== TASK REQUIREMENTS ==
Every entry in the data that follows should come back exactly, pictures aside.

START EXERCISE INPUT

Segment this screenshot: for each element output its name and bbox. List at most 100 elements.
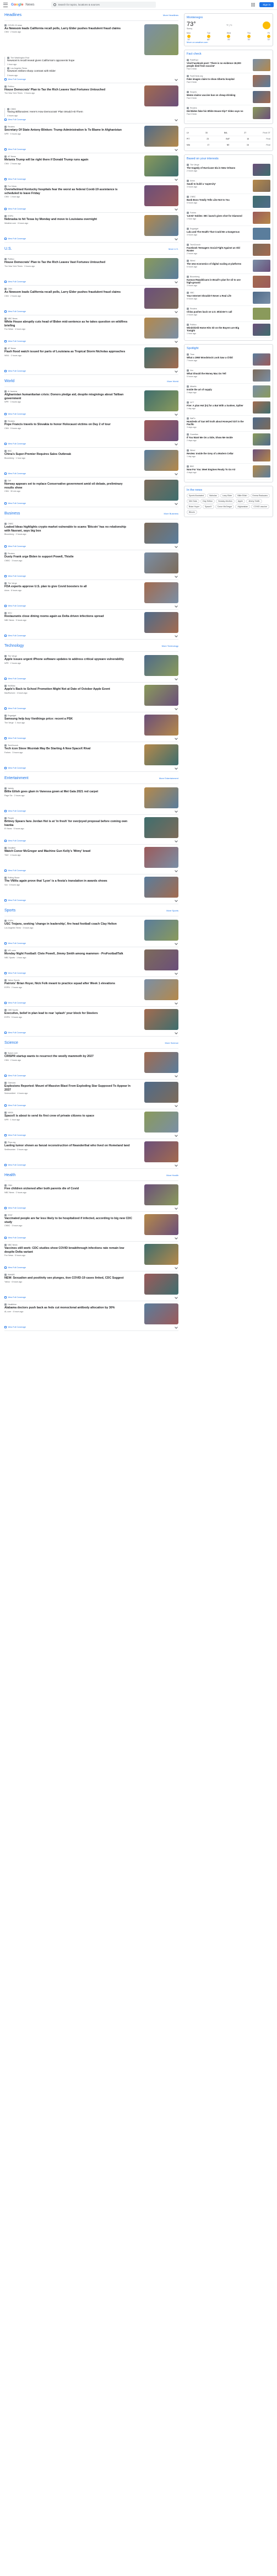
story-card[interactable]: DW Norway appears set to replace Conserva… [4, 477, 178, 508]
story-headline[interactable]: Pope Francis travels to Slovakia to hono… [4, 423, 132, 426]
story-card[interactable]: Yahoo Sports Patriots' Brian Hoyer, Nick … [4, 977, 178, 1007]
full-coverage-link[interactable]: View Full Coverage [4, 942, 178, 945]
story-source[interactable]: CNN [4, 1184, 132, 1187]
section-more-link[interactable]: More Headlines [163, 14, 178, 17]
side-item-headline[interactable]: The tragedy of Hurricane Ida in New Orle… [187, 167, 246, 169]
topic-chip[interactable]: Afghanistan [235, 505, 251, 509]
story-thumbnail[interactable] [144, 288, 178, 309]
story-card[interactable]: Reuters Pope Francis travels to Slovakia … [4, 418, 178, 448]
story-source[interactable]: Deadline [4, 847, 132, 850]
story-headline[interactable]: Vaccinated people are far less likely to… [4, 1217, 132, 1224]
section-more-link[interactable]: More Technology [162, 645, 178, 647]
side-list-item[interactable]: Time What a 1960 Woodstock Look Saw a Chi… [187, 352, 270, 368]
story-thumbnail[interactable] [144, 1009, 178, 1031]
story-thumbnail[interactable] [144, 1244, 178, 1265]
side-item-thumbnail[interactable] [253, 385, 270, 398]
story-headline[interactable]: Tech icon Steve Wozniak May Be Starting … [4, 747, 132, 750]
story-source[interactable]: AP News [4, 155, 132, 158]
side-item-source[interactable]: FactCheck.org [187, 75, 246, 77]
side-item-thumbnail[interactable] [253, 353, 270, 366]
story-thumbnail[interactable] [144, 847, 178, 868]
topic-chip[interactable]: Conor McGregor [215, 505, 235, 509]
weather-unit-toggle[interactable]: °F | °C [226, 24, 232, 26]
side-item-headline[interactable]: Review: Inside the Grey of a Modern Cell… [187, 452, 246, 455]
menu-icon[interactable] [3, 2, 8, 7]
story-source[interactable]: TechCrunch [4, 744, 132, 747]
weather-more-link[interactable]: More on weather.com [187, 41, 270, 44]
side-list-item[interactable]: Wired The new economics of digital scalin… [187, 258, 270, 274]
story-thumbnail[interactable] [144, 817, 178, 839]
story-source[interactable]: Reuters [4, 126, 132, 128]
story-card[interactable]: The Verge Apple issues urgent iPhone soft… [4, 653, 178, 683]
side-list-item[interactable]: The Verge The tragedy of Hurricane Ida in… [187, 162, 270, 178]
side-item-source[interactable]: Atlantic [187, 385, 246, 388]
story-thumbnail[interactable] [144, 949, 178, 971]
side-item-headline[interactable]: Bank Boss Totally Tells Like Not to You [187, 198, 246, 201]
story-headline[interactable]: CRISPR startup wants to resurrect the wo… [4, 1055, 132, 1058]
related-headline[interactable]: Newsom strikes sharp contrast with Elder [7, 70, 178, 73]
story-headline[interactable]: Lasting tumor shown as fanzal reconstruc… [4, 1144, 132, 1147]
side-item-source[interactable]: Axios [187, 180, 246, 182]
topic-chip[interactable]: Apple [235, 499, 245, 503]
story-card[interactable]: WebMD NEW: Sexualion and positivity see p… [4, 1271, 178, 1302]
full-coverage-link[interactable]: View Full Coverage [4, 635, 178, 637]
full-coverage-link[interactable]: View Full Coverage [4, 502, 178, 505]
side-item-headline[interactable]: China pushes back on U.S. Minister's cal… [187, 310, 246, 313]
story-headline[interactable]: Alabama doctors push back as feds cut mo… [4, 1306, 132, 1310]
story-card[interactable]: CNN Five children sickened after both par… [4, 1182, 178, 1212]
story-thumbnail[interactable] [144, 655, 178, 677]
story-source[interactable]: Reuters [4, 552, 132, 555]
side-list-item[interactable]: Reuters China pushes back on U.S. Ministe… [187, 306, 270, 322]
side-item-thumbnail[interactable] [253, 369, 270, 382]
story-headline[interactable]: Nebraska to hit Texas by Monday and move… [4, 218, 132, 221]
topic-chip[interactable]: Met Gala [187, 499, 199, 503]
story-thumbnail[interactable] [144, 1082, 178, 1103]
side-list-title[interactable]: Fact check [187, 52, 270, 56]
side-item-source[interactable]: The Verge [187, 164, 246, 166]
story-headline[interactable]: Restaurants close dining rooms again as … [4, 615, 132, 618]
side-item-thumbnail[interactable] [253, 449, 270, 461]
story-card[interactable]: People Britney Spears fans Jordan Hot is … [4, 815, 178, 845]
story-headline[interactable]: Flash flood watch issued for parts of Lo… [4, 350, 132, 353]
side-list-item[interactable]: Bloomberg Kansas Republicans in Brazil's … [187, 274, 270, 290]
section-title[interactable]: Health [4, 1173, 15, 1177]
full-coverage-link[interactable]: View Full Coverage [4, 1326, 178, 1329]
side-item-headline[interactable]: 'LEAD' Nobles: IBC launch gives shot for… [187, 214, 246, 217]
full-coverage-link[interactable]: View Full Coverage [4, 1134, 178, 1137]
story-headline[interactable]: Apple's Back to School Promotion Might N… [4, 688, 132, 691]
section-more-link[interactable]: More Science [165, 1042, 178, 1044]
section-title[interactable]: Science [4, 1041, 18, 1045]
story-thumbnail[interactable] [144, 744, 178, 766]
brand-logo[interactable]: Google News [11, 3, 35, 7]
side-item-thumbnail[interactable] [253, 417, 270, 430]
topic-chip[interactable]: Billie Eilish [235, 493, 249, 498]
side-list-item[interactable]: Forbes 'LEAD' Nobles: IBC launch gives sh… [187, 210, 270, 226]
story-headline[interactable]: SpaceX is about to send its first crew o… [4, 1114, 132, 1118]
related-headline[interactable]: Taxing Billionaires: Here's How Democrat… [7, 111, 178, 114]
side-item-headline[interactable]: Kansas Republicans in Brazil's plan for … [187, 278, 246, 284]
side-item-headline[interactable]: Facebook Teenagers Social Fight Against … [187, 246, 246, 252]
story-source[interactable]: WSJ [4, 612, 132, 615]
side-list-title[interactable]: Based on your interests [187, 157, 270, 160]
story-card[interactable]: Deadline Watch Conor McGregor and Machine… [4, 845, 178, 875]
full-coverage-link[interactable]: View Full Coverage [4, 178, 178, 181]
story-headline[interactable]: Leaked Ideas highlights crypto market vu… [4, 525, 132, 533]
full-coverage-link[interactable]: View Full Coverage [4, 972, 178, 975]
side-item-headline[interactable]: Fake images claim to show Alberta hospit… [187, 78, 246, 80]
story-source[interactable]: DW [4, 480, 132, 482]
side-list-item[interactable]: Atlantic Inside the art of supply 2 days a… [187, 384, 270, 400]
full-coverage-link[interactable]: View Full Coverage [4, 1296, 178, 1299]
story-headline[interactable]: NEW: Sexualion and positivity see plunge… [4, 1276, 132, 1280]
side-list-item[interactable]: Engadget Lulu and The Health That Could B… [187, 226, 270, 242]
story-card[interactable]: Reuters Secretary Of State Antony Blinken… [4, 124, 178, 154]
story-source[interactable]: NASA [4, 1112, 132, 1114]
story-card[interactable]: Gizmodo Explosions Reported: Mount of Mas… [4, 1080, 178, 1110]
story-card[interactable]: NBC News Vaccines still work: CDC studies… [4, 1242, 178, 1272]
side-item-thumbnail[interactable] [253, 292, 270, 304]
side-list-item[interactable]: Politico Windshield Home Hits Sit on the … [187, 322, 270, 338]
topic-chip[interactable]: Bitcoin [187, 510, 197, 514]
story-source[interactable]: Politico [4, 85, 132, 88]
side-item-headline[interactable]: Hundreds of San tell truth about Honeyed… [187, 420, 246, 426]
topic-chip[interactable]: Emma Raducanu [250, 493, 270, 498]
side-item-source[interactable]: Wired [187, 449, 246, 452]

END EXERCISE INPUT

== ANSWER AREA ==
Segment this screenshot: for each element output its name and bbox. List at most 100 elements.
story-card[interactable]: DW Norway appears set to replace Conserva… [4, 477, 178, 508]
story-headline[interactable]: Pope Francis travels to Slovakia to hono… [4, 423, 132, 426]
story-card[interactable]: Yahoo Sports Patriots' Brian Hoyer, Nick … [4, 977, 178, 1007]
full-coverage-link[interactable]: View Full Coverage [4, 942, 178, 945]
story-source[interactable]: CNN [4, 1184, 132, 1187]
section-more-link[interactable]: More Headlines [163, 14, 178, 17]
side-item-headline[interactable]: The tragedy of Hurricane Ida in New Orle… [187, 167, 246, 169]
topic-chip[interactable]: Afghanistan [235, 505, 251, 509]
story-thumbnail[interactable] [144, 288, 178, 309]
story-card[interactable]: Reuters Pope Francis travels to Slovakia … [4, 418, 178, 448]
story-source[interactable]: Deadline [4, 847, 132, 850]
story-headline[interactable]: Vaccinated people are far less likely to… [4, 1217, 132, 1224]
section-more-link[interactable]: More Technology [162, 645, 178, 647]
side-list-item[interactable]: Time What a 1960 Woodstock Look Saw a Chi… [187, 352, 270, 368]
story-thumbnail[interactable] [144, 1009, 178, 1031]
story-thumbnail[interactable] [144, 1244, 178, 1265]
side-item-thumbnail[interactable] [253, 385, 270, 398]
story-headline[interactable]: Tech icon Steve Wozniak May Be Starting … [4, 747, 132, 750]
story-source[interactable]: AP News [4, 155, 132, 158]
side-item-source[interactable]: FactCheck.org [187, 75, 246, 77]
side-item-thumbnail[interactable] [253, 353, 270, 366]
story-thumbnail[interactable] [144, 847, 178, 868]
topic-chip[interactable]: Conor McGregor [215, 505, 235, 509]
weather-unit-toggle[interactable]: °F | °C [226, 24, 232, 26]
side-item-headline[interactable]: Review: Inside the Grey of a Modern Cell… [187, 452, 246, 455]
menu-icon[interactable] [3, 2, 8, 7]
story-source[interactable]: TechCrunch [4, 744, 132, 747]
weather-more-link[interactable]: More on weather.com [187, 41, 270, 44]
side-list-item[interactable]: Wired The new economics of digital scalin… [187, 258, 270, 274]
story-thumbnail[interactable] [144, 817, 178, 839]
story-source[interactable]: Reuters [4, 126, 132, 128]
story-card[interactable]: The Verge Apple issues urgent iPhone soft… [4, 653, 178, 683]
side-list-item[interactable]: The Verge The tragedy of Hurricane Ida in… [187, 162, 270, 178]
side-item-source[interactable]: Atlantic [187, 385, 246, 388]
story-thumbnail[interactable] [144, 949, 178, 971]
side-item-headline[interactable]: Bank Boss Totally Tells Like Not to You [187, 198, 246, 201]
story-headline[interactable]: CRISPR startup wants to resurrect the wo… [4, 1055, 132, 1058]
related-headline[interactable]: Newsom strikes sharp contrast with Elder [7, 70, 178, 73]
story-headline[interactable]: Lasting tumor shown as fanzal reconstruc… [4, 1144, 132, 1147]
side-item-source[interactable]: Axios [187, 180, 246, 182]
topic-chip[interactable]: Apple [235, 499, 245, 503]
story-card[interactable]: WebMD NEW: Sexualion and positivity see p… [4, 1271, 178, 1302]
full-coverage-link[interactable]: View Full Coverage [4, 635, 178, 637]
full-coverage-link[interactable]: View Full Coverage [4, 502, 178, 505]
side-item-headline[interactable]: China pushes back on U.S. Minister's cal… [187, 310, 246, 313]
story-headline[interactable]: Alabama doctors push back as feds cut mo… [4, 1306, 132, 1310]
story-card[interactable]: CNN Five children sickened after both par… [4, 1182, 178, 1212]
story-thumbnail[interactable] [144, 655, 178, 677]
story-source[interactable]: Reuters [4, 552, 132, 555]
side-list-item[interactable]: Reuters China pushes back on U.S. Ministe… [187, 306, 270, 322]
side-item-thumbnail[interactable] [253, 369, 270, 382]
story-headline[interactable]: Nebraska to hit Texas by Monday and move… [4, 218, 132, 221]
topic-chip[interactable]: Met Gala [187, 499, 199, 503]
story-thumbnail[interactable] [144, 1082, 178, 1103]
side-list-title[interactable]: Fact check [187, 52, 270, 56]
side-item-source[interactable]: The Verge [187, 164, 246, 166]
story-headline[interactable]: Restaurants close dining rooms again as … [4, 615, 132, 618]
side-item-thumbnail[interactable] [253, 449, 270, 461]
story-card[interactable]: People Britney Spears fans Jordan Hot is … [4, 815, 178, 845]
story-headline[interactable]: Flash flood watch issued for parts of Lo… [4, 350, 132, 353]
side-list-item[interactable]: Bloomberg Kansas Republicans in Brazil's … [187, 274, 270, 290]
section-title[interactable]: Health [4, 1173, 15, 1177]
full-coverage-link[interactable]: View Full Coverage [4, 1326, 178, 1329]
side-item-headline[interactable]: 'LEAD' Nobles: IBC launch gives shot for… [187, 214, 246, 217]
full-coverage-link[interactable]: View Full Coverage [4, 1134, 178, 1137]
story-headline[interactable]: Apple's Back to School Promotion Might N… [4, 688, 132, 691]
section-more-link[interactable]: More Science [165, 1042, 178, 1044]
section-title[interactable]: Science [4, 1041, 18, 1045]
story-thumbnail[interactable] [144, 744, 178, 766]
brand-logo[interactable]: Google News [11, 3, 35, 7]
side-item-thumbnail[interactable] [253, 417, 270, 430]
topic-chip[interactable]: Billie Eilish [235, 493, 249, 498]
side-list-item[interactable]: Forbes 'LEAD' Nobles: IBC launch gives sh… [187, 210, 270, 226]
story-headline[interactable]: SpaceX is about to send its first crew o… [4, 1114, 132, 1118]
related-headline[interactable]: Taxing Billionaires: Here's How Democrat… [7, 111, 178, 114]
side-item-headline[interactable]: Kansas Republicans in Brazil's plan for … [187, 278, 246, 284]
side-item-headline[interactable]: Facebook Teenagers Social Fight Against … [187, 246, 246, 252]
story-source[interactable]: WSJ [4, 612, 132, 615]
side-list-title[interactable]: Based on your interests [187, 157, 270, 160]
story-card[interactable]: Deadline Watch Conor McGregor and Machine… [4, 845, 178, 875]
full-coverage-link[interactable]: View Full Coverage [4, 178, 178, 181]
story-headline[interactable]: Leaked Ideas highlights crypto market vu… [4, 525, 132, 533]
full-coverage-link[interactable]: View Full Coverage [4, 972, 178, 975]
side-item-headline[interactable]: Fake images claim to show Alberta hospit… [187, 78, 246, 80]
story-source[interactable]: DW [4, 480, 132, 482]
side-list-item[interactable]: Atlantic Inside the art of supply 2 days a… [187, 384, 270, 400]
full-coverage-link[interactable]: View Full Coverage [4, 1296, 178, 1299]
story-headline[interactable]: NEW: Sexualion and positivity see plunge… [4, 1276, 132, 1280]
side-list-item[interactable]: Engadget Lulu and The Health That Could B… [187, 226, 270, 242]
story-card[interactable]: Reuters Secretary Of State Antony Blinken… [4, 124, 178, 154]
story-source[interactable]: NASA [4, 1112, 132, 1114]
story-card[interactable]: Gizmodo Explosions Reported: Mount of Mas… [4, 1080, 178, 1110]
story-card[interactable]: NBC News Vaccines still work: CDC studies… [4, 1242, 178, 1272]
side-item-thumbnail[interactable] [253, 292, 270, 304]
side-list-item[interactable]: Politico Windshield Home Hits Sit on the … [187, 322, 270, 338]
topic-chip[interactable]: Bitcoin [187, 510, 197, 514]
story-source[interactable]: Politico [4, 85, 132, 88]
side-item-headline[interactable]: Hundreds of San tell truth about Honeyed… [187, 420, 246, 426]
topic-chip[interactable]: Emma Raducanu [250, 493, 270, 498]
side-item-source[interactable]: Wired [187, 449, 246, 452]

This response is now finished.